■ **Material**
==============================

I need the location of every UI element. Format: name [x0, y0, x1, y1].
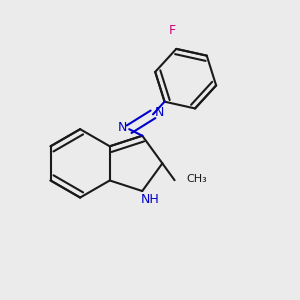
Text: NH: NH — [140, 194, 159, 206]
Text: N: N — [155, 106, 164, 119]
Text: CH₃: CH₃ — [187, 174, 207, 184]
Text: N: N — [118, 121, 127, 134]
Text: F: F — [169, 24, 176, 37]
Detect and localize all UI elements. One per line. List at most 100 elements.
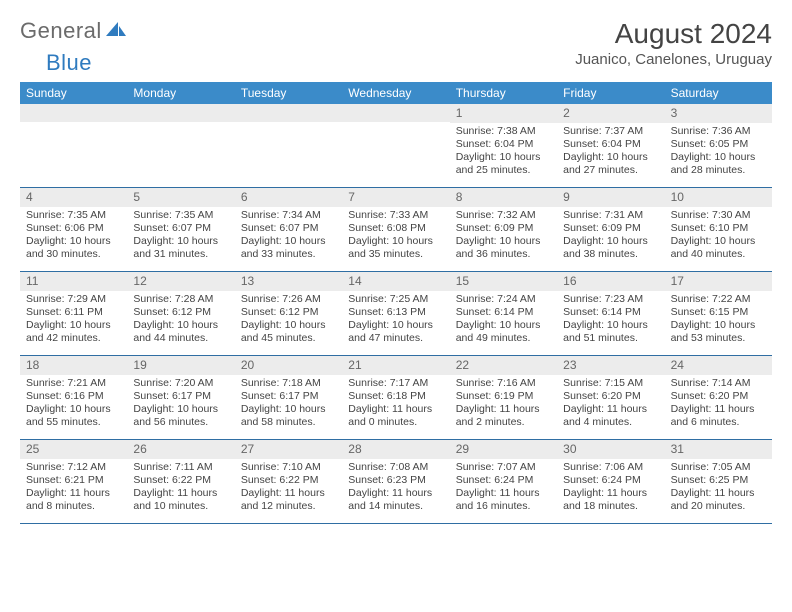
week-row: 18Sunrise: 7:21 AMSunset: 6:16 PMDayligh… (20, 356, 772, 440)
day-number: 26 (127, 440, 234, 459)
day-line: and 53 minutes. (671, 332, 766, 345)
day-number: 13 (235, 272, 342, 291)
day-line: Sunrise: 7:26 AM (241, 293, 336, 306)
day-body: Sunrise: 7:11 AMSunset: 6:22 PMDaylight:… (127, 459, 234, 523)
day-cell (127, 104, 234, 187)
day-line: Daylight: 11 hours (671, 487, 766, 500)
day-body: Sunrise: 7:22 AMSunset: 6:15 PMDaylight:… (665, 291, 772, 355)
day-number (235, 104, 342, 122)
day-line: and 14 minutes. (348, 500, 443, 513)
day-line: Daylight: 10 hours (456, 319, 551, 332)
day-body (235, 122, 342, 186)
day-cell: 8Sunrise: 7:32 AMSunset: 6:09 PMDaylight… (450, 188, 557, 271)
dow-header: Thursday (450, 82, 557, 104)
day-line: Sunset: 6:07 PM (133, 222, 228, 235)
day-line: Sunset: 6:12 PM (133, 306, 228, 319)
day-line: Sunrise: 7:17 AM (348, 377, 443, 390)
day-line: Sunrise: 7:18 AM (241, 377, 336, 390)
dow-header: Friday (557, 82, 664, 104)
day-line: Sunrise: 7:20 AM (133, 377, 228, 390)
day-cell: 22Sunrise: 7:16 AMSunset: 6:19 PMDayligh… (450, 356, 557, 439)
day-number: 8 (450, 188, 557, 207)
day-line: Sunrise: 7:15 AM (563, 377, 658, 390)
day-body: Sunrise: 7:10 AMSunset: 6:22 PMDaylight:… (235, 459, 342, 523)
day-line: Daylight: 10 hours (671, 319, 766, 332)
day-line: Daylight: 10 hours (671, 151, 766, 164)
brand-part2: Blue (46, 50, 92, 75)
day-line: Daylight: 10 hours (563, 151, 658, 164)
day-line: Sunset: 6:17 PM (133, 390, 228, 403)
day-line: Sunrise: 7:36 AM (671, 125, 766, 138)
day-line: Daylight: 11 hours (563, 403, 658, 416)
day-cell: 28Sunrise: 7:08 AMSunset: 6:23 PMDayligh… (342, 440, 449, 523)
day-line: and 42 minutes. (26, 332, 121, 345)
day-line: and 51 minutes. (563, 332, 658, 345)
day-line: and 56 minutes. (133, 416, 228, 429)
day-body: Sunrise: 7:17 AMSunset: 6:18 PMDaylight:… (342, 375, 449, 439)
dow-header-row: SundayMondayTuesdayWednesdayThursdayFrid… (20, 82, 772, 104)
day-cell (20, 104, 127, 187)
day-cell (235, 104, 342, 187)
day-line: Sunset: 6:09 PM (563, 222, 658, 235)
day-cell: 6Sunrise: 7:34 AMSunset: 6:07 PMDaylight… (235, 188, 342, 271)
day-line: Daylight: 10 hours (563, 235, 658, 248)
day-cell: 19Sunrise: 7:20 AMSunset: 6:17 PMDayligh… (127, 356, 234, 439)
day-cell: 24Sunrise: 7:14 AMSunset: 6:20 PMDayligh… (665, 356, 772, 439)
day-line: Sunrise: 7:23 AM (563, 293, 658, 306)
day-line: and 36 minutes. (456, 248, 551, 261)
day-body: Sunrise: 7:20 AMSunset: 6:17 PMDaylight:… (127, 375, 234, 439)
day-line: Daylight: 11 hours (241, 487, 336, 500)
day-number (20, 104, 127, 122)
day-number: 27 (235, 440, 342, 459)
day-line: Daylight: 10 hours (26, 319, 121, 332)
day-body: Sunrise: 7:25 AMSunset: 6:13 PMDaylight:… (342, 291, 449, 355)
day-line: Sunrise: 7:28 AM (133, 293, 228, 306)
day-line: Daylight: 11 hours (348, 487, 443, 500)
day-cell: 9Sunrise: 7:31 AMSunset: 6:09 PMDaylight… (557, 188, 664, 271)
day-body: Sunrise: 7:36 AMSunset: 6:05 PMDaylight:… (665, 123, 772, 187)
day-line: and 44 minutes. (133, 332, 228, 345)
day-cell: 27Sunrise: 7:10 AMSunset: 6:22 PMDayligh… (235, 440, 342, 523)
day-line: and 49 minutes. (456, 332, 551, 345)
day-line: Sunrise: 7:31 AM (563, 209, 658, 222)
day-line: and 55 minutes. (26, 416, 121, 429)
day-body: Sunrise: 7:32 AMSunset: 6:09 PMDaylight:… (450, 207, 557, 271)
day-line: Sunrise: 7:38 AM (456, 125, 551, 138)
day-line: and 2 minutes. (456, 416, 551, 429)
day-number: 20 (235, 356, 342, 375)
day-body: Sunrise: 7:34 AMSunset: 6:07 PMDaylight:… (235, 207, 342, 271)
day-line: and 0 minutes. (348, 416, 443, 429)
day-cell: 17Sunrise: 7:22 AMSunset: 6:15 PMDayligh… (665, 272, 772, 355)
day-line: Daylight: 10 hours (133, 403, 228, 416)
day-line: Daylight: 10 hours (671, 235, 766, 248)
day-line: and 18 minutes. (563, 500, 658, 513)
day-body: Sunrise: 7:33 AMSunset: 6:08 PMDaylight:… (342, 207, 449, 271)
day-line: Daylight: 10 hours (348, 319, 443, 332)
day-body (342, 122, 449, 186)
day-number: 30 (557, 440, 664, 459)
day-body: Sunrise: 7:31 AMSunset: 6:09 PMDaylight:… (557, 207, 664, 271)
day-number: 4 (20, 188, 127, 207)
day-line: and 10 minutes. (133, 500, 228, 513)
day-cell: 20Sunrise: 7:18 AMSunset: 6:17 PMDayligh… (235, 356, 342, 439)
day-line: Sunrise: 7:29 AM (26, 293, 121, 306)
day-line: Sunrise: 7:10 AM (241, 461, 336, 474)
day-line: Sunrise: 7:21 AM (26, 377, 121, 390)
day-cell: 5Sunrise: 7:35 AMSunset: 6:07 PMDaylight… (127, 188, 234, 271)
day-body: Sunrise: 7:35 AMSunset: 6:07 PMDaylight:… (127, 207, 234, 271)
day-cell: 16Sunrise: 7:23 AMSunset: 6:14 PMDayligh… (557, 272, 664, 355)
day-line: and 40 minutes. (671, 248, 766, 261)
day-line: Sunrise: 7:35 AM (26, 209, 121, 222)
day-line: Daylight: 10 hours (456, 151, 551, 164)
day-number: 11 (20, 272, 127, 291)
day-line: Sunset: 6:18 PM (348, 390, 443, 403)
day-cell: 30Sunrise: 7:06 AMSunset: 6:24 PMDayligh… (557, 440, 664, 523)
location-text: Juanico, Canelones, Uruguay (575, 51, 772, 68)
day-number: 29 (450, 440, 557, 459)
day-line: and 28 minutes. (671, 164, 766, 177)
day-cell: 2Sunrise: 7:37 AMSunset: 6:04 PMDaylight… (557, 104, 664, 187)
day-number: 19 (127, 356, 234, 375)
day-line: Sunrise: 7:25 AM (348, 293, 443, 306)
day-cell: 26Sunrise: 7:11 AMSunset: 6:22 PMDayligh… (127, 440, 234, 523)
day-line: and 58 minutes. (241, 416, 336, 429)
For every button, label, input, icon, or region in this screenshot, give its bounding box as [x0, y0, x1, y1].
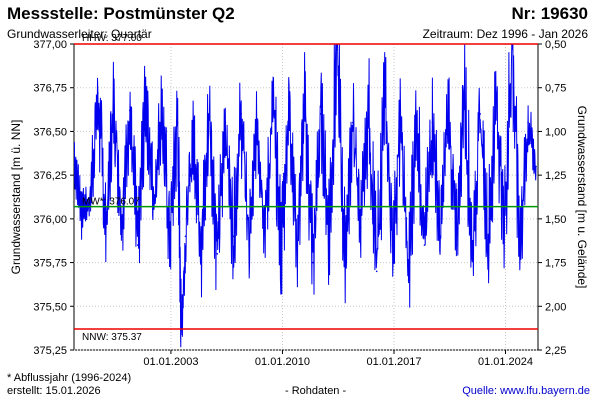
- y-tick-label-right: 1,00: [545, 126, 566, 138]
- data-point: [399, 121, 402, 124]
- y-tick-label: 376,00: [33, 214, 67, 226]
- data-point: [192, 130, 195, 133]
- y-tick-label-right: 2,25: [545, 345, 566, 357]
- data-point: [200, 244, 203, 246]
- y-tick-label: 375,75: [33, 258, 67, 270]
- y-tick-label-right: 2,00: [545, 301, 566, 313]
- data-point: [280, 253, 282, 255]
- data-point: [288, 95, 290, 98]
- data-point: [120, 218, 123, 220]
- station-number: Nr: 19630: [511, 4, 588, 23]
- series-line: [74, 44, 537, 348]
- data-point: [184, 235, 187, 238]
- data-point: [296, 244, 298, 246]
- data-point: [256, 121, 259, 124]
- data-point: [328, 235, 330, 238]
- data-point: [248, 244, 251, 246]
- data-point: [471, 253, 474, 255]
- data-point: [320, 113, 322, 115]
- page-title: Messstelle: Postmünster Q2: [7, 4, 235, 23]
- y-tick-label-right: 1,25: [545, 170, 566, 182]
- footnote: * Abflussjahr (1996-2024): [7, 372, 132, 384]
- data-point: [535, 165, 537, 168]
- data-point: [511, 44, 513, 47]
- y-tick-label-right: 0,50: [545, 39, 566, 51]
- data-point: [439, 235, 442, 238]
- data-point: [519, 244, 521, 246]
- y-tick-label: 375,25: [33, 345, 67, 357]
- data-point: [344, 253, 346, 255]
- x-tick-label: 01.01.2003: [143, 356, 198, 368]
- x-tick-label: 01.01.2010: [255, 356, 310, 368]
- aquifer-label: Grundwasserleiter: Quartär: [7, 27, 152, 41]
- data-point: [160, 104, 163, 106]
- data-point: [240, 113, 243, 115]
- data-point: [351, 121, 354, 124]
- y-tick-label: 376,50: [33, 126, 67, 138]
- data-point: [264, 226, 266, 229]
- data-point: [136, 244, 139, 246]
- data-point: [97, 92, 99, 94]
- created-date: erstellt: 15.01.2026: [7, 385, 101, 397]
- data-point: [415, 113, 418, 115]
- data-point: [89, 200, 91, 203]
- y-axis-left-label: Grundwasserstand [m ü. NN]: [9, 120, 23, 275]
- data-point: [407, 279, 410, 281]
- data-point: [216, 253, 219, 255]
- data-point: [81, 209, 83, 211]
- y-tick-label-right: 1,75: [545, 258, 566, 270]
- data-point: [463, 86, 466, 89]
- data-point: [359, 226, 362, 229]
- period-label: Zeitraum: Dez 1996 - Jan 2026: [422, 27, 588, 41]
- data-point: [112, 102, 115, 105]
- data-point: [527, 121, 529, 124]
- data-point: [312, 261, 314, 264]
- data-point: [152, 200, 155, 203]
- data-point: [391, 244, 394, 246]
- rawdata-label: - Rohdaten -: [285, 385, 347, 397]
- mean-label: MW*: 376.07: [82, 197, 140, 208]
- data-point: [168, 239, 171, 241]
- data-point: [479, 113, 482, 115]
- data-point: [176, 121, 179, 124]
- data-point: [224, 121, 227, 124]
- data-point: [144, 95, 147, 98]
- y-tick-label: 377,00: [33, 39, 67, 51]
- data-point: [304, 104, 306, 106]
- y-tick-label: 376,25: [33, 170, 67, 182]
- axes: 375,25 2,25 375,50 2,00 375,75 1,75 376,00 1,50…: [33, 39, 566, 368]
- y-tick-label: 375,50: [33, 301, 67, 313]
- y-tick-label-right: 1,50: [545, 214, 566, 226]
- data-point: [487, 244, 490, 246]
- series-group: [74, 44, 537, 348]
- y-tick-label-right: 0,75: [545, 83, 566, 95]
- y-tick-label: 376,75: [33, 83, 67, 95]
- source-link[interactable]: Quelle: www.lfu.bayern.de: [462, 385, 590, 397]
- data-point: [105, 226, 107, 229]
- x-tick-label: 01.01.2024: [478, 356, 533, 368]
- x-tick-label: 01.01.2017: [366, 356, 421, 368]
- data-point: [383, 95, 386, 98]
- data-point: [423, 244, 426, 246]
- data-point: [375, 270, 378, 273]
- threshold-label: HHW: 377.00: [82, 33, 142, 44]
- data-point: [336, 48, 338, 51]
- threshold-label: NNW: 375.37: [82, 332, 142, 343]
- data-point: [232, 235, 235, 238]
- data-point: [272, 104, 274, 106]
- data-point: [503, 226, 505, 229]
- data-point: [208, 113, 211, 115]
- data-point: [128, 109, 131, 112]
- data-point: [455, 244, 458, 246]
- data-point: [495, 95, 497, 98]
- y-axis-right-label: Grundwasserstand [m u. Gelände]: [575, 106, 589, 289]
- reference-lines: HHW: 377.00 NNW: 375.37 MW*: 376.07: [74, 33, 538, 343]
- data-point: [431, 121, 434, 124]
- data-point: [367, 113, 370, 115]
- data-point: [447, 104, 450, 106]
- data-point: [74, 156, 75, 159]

==============================

■ **Written instruction**
Could you change "Text" to "Label" in the material's lines, starting at the line that contains "Text: NH: NH — [140, 194, 159, 206]" and ending at the line that contains "Detect and localize", and give back only those lines with nothing else altered?

■ **Exercise response**
Label: NH: NH — [140, 194, 159, 206]
Label: N: N — [155, 106, 164, 119]
Label: CH₃: CH₃ — [187, 174, 207, 184]
Label: N: N — [118, 121, 127, 134]
Label: F: F — [169, 24, 176, 37]
Detect and localize all UI elements. One per line. List at most 100 elements.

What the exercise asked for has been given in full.